# Exercise task
Gather every line holding the string "label".

# Stored rows
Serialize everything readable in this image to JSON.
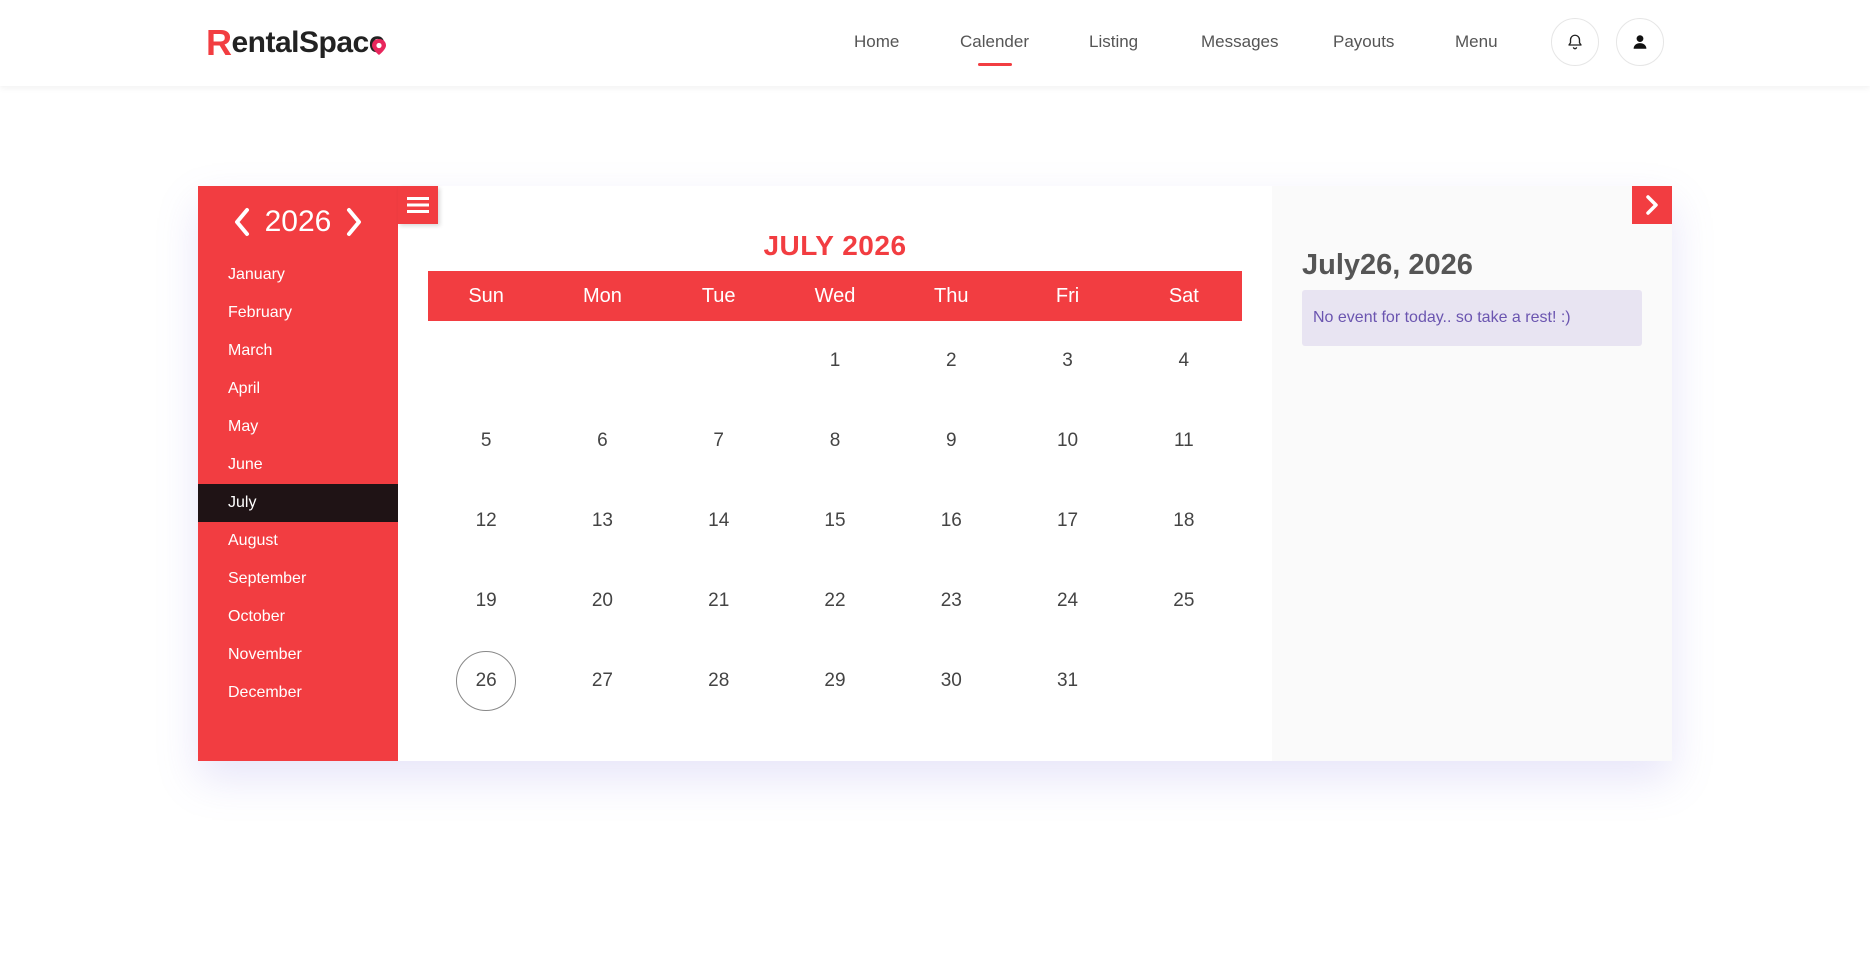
{
  "header": {
    "logo_r": "R",
    "logo_rest": "entalSpac",
    "logo_e": "e",
    "nav": [
      {
        "label": "Home"
      },
      {
        "label": "Calender"
      },
      {
        "label": "Listing"
      },
      {
        "label": "Messages"
      },
      {
        "label": "Payouts"
      },
      {
        "label": "Menu"
      }
    ],
    "active_nav": "Calender",
    "icons": [
      "bell-icon",
      "user-icon"
    ]
  },
  "calendar": {
    "year": "2026",
    "months": [
      "January",
      "February",
      "March",
      "April",
      "May",
      "June",
      "July",
      "August",
      "September",
      "October",
      "November",
      "December"
    ],
    "selected_month": "July",
    "title": "JULY 2026",
    "weekdays": [
      "Sun",
      "Mon",
      "Tue",
      "Wed",
      "Thu",
      "Fri",
      "Sat"
    ],
    "days": [
      "",
      "",
      "",
      "1",
      "2",
      "3",
      "4",
      "5",
      "6",
      "7",
      "8",
      "9",
      "10",
      "11",
      "12",
      "13",
      "14",
      "15",
      "16",
      "17",
      "18",
      "19",
      "20",
      "21",
      "22",
      "23",
      "24",
      "25",
      "26",
      "27",
      "28",
      "29",
      "30",
      "31",
      ""
    ],
    "today": "26"
  },
  "side": {
    "date": "July26, 2026",
    "note": "No event for today.. so take a rest! :)"
  },
  "colors": {
    "accent": "#f23d41",
    "active_month_bg": "#1f1315",
    "note_bg": "#e8e4f2",
    "note_text": "#6b55b0"
  }
}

# Answer to this task
        "label": "Home"
        "label": "Calender"
        "label": "Listing"
        "label": "Messages"
        "label": "Payouts"
        "label": "Menu"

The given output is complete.